- **Yapılacak iş**
Mimarla yapılan söyleşide "B.D.G: Elbette. Doğduğum" sözleriyle başlayıp "gibi bir proje." sözlerine kadar, bu sözler de dahil, süren bölümü hiçbir değişiklik yapmadan yazın.

- **Gösterilen metin**
---
Masal Evlerin Mimarı
Rahmetli ünlü mimar ve Ankara eski belediye başkanlarımızdan Vedat Dalokay’ın kızı olan Belemir Dalokay Güzer Ankara’da rüya gibi bir projede görev aldı. Kariyerini etkileyen faktörlerden Aloha Evleri projesine kadar pek çok konuda keyifli bir sohbetimiz oldu…
Öncelikle adınız çok hoş, anlamı nedir?
Belemir Dalokay Güzer: Belemir, Öz Türkçe bir isim. Adımın anlamı “kır çiçeği, peygamber çiçeği veya mavi kantaron”. İç Anadolu bölgesinde doğal florada rastlanır ve erken yazda mor veya pembe çiçek açarlar.
Ankara’da rüya gibi bir projede görev aldınız… Çalışmalarınızda yaşadığınız, doğup, büyüdüğünüz kent sizi nasıl etkiliyor?
B.D.G: Ankara doğumluyum. Kızılay’da iki katlı ve bahçe içinde bir evde doğmuşum. Yani bozkırın peyzajındaki gücü deneyimleyerek büyüdüm denebilir.
Peki çocukluk anılarınızın mesleki yaklaşımlarınızda bir etkisi oldu mu?
B.D.G: Elbette. Doğduğum evi hala hatırlıyorum. Sıvaları dökülmüş sarı renkte bir evdi. Hatta bahçemizde evimizin boyunu aşan bir erik ağacı vardı, bunu da hatırlıyorum.
Mesela şimdi bahçesiz bir ev düşünemiyorum. Çok şanslıyım ki; Aloha Evleri de tam hayallerimdeki gibi bir proje.
---
- **Verilen malzeme**
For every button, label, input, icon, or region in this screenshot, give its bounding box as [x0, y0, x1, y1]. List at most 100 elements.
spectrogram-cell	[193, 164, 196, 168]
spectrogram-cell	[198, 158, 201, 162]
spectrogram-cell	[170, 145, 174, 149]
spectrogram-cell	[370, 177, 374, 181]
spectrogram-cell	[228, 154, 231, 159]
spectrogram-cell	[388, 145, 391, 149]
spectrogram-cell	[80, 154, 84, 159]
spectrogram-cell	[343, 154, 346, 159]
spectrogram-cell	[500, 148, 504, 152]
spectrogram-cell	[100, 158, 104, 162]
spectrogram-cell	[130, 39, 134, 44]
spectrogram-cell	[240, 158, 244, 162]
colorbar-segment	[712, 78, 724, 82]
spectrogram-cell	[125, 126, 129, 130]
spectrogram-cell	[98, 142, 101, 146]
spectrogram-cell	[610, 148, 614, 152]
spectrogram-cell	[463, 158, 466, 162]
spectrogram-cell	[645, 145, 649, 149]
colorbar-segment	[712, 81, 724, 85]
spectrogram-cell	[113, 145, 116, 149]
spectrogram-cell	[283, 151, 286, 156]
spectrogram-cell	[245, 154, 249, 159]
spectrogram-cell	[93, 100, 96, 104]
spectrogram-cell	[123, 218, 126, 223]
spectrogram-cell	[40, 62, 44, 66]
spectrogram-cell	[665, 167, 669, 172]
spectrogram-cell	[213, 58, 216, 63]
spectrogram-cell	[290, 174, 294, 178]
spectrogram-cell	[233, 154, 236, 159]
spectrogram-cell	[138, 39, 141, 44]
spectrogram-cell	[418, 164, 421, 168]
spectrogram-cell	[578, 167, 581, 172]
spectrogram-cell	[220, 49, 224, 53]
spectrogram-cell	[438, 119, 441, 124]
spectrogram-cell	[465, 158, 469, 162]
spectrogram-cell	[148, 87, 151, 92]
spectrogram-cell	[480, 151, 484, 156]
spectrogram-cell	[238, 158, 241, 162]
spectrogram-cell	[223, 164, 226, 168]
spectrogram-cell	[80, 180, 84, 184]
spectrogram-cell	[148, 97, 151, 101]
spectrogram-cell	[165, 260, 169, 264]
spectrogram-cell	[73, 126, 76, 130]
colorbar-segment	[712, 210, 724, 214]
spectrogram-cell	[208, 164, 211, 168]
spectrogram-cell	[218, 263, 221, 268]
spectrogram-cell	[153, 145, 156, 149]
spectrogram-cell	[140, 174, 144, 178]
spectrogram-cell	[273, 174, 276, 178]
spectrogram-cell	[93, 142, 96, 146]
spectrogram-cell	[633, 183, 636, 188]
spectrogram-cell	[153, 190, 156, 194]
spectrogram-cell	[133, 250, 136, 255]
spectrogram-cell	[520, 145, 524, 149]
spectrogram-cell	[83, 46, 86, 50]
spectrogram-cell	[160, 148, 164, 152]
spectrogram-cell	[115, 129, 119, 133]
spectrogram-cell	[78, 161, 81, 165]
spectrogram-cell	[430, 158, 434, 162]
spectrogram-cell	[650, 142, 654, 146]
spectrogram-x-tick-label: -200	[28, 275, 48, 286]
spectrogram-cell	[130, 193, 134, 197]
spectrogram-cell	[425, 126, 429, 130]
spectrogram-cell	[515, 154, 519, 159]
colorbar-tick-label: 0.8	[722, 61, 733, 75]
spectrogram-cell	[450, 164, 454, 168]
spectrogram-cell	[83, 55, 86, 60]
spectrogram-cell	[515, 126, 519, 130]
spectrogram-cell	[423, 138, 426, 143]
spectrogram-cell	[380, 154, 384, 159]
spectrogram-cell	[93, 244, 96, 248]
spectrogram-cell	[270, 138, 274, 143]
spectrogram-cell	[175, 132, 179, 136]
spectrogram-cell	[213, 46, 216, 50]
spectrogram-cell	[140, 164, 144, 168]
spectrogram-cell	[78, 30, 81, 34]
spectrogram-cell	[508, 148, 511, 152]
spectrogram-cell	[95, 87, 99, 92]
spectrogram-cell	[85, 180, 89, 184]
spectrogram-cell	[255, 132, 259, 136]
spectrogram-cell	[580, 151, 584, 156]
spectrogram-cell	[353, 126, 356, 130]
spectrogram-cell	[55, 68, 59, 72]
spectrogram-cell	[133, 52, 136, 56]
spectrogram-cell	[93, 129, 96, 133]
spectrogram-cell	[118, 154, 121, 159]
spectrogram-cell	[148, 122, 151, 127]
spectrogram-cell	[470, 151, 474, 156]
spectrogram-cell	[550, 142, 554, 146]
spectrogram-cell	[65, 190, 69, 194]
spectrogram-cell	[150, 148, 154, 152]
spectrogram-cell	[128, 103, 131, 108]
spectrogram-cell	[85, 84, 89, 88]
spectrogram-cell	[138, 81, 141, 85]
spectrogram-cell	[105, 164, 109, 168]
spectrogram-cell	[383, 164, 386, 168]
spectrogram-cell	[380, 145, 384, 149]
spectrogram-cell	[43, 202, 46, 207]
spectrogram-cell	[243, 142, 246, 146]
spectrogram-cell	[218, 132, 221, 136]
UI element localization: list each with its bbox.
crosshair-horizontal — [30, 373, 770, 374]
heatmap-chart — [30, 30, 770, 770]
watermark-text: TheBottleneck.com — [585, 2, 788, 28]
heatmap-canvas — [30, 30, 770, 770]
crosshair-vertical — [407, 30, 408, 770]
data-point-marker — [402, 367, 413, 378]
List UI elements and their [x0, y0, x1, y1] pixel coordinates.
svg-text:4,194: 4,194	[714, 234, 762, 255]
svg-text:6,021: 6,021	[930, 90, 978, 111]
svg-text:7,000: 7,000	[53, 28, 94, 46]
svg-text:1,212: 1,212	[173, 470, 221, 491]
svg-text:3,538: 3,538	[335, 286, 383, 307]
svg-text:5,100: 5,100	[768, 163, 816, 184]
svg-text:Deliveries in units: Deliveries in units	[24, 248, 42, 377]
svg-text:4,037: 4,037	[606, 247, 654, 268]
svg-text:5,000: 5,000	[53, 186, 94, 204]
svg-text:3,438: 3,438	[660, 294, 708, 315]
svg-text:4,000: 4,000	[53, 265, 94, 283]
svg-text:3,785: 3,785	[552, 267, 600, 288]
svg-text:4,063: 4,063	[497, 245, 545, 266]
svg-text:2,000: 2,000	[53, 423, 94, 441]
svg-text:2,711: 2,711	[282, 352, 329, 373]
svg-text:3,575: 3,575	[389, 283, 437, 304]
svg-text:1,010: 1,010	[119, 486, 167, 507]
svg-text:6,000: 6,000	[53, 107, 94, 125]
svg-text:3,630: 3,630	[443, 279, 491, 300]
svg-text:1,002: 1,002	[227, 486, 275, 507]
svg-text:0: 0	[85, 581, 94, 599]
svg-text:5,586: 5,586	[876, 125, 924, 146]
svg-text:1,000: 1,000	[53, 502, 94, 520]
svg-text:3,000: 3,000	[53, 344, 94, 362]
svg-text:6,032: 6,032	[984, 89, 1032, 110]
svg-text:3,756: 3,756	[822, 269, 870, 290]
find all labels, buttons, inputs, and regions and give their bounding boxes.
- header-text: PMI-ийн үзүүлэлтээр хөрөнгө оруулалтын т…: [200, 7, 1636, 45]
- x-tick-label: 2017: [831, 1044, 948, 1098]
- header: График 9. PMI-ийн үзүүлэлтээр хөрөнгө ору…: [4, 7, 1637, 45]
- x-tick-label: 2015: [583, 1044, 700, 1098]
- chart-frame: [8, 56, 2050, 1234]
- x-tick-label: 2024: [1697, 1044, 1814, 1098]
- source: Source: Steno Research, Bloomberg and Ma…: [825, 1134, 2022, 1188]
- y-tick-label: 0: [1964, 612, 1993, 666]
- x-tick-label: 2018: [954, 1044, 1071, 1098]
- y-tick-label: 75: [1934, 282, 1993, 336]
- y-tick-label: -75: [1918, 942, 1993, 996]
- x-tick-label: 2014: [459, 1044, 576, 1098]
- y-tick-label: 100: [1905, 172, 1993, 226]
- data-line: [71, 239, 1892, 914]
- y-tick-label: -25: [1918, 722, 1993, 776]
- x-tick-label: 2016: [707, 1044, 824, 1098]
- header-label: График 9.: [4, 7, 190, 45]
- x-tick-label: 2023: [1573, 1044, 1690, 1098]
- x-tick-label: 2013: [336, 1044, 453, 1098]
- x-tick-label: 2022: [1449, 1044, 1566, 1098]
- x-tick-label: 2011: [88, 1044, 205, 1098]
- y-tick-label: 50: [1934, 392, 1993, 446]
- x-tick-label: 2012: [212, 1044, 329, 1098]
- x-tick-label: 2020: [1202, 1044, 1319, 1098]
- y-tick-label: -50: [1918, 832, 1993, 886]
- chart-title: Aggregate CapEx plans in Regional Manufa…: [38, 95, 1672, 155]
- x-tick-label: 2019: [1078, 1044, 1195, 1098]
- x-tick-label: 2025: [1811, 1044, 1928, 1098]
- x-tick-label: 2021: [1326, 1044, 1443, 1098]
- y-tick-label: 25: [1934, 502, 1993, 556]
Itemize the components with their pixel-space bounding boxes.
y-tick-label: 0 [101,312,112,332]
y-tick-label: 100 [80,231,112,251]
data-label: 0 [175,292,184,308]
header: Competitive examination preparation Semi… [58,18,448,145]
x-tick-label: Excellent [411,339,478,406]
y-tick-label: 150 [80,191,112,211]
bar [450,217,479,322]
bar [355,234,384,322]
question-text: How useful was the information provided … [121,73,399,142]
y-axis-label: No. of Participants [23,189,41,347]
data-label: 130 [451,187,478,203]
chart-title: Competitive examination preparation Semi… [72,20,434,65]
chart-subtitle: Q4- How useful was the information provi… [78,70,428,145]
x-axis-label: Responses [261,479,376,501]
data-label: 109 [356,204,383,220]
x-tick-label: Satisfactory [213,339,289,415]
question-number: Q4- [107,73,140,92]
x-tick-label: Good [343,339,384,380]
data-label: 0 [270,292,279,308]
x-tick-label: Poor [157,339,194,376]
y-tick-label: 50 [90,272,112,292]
---
- **Alıştırma çıktısı**
B.D.G: Elbette. Doğduğum evi hala hatırlıyorum. Sıvaları dökülmüş sarı renkte bir evdi. Hatta bahçemizde evimizin boyunu aşan bir erik ağacı vardı, bunu da hatırlıyorum.
Mesela şimdi bahçesiz bir ev düşünemiyorum. Çok şanslıyım ki; Aloha Evleri de tam hayallerimdeki gibi bir proje.